> [Task requirements]:
Only the number is wanted: how many lines contain "color"?

> [Extracted records]:
* * *

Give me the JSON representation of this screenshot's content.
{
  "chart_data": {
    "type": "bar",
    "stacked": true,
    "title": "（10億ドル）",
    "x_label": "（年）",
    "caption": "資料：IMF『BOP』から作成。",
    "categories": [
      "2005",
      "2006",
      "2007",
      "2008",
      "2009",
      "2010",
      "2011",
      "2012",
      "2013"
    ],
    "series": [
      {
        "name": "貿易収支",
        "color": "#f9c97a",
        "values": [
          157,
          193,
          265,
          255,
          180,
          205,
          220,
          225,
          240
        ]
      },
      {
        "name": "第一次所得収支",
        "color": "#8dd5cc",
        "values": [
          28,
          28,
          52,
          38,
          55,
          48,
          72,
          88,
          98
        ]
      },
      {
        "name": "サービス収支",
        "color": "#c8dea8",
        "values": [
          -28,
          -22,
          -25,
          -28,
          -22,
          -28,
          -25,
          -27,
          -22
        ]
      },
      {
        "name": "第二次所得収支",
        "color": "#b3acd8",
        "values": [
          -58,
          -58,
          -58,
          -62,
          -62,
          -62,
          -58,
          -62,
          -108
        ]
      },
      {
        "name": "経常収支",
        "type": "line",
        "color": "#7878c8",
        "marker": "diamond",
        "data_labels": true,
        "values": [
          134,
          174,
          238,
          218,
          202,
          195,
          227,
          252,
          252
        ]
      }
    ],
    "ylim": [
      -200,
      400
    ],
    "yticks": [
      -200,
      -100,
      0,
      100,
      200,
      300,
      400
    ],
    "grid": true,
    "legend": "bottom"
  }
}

* * *

> [Reply to the exercise]:
5